### Exercise requirements
• 1. Answer these about the RAID passage, one line each:
(a) What does RAID stand for?
(b) In what two respects do the different levels of RAID differ?
(c) What offers different approaches to redundant data storage?
• 2. Which distinct terms does the RAID passage use for a physical storage device?

RAID – redundant arrays of inexpensive disks – has been a storage staple for a almost quarter of a century. The technique involves replicating data across a number of disks so that failure or loss of a single spindle does not result in data loss. When a drive dies, RAID means a new drive can be added to an array and the data from the original drive will be restored. Different “levels” of RAID work with varying quantities of disk and deliver different levels of reliability.
RAID has, of late, become less popular as various scale-out architectures offer different approaches to redundant data storage. The technique is also challenged by multi-terabyte disk drives, as the sheer quantity of data on such disks means rebuilding a drive can take rather longer, and hog more IOPS, than many users are willing to endure.

### Material provided
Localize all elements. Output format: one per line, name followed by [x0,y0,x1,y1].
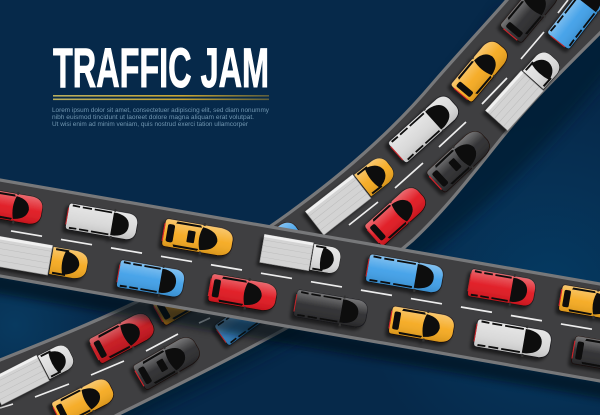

### Set of answers
• 1.
(a) Redundant arrays of inexpensive disks.
(b) They work with varying quantities of disk and deliver different levels of reliability.
(c) Various scale-out architectures.

• 2. disk, spindle, drive, disk drive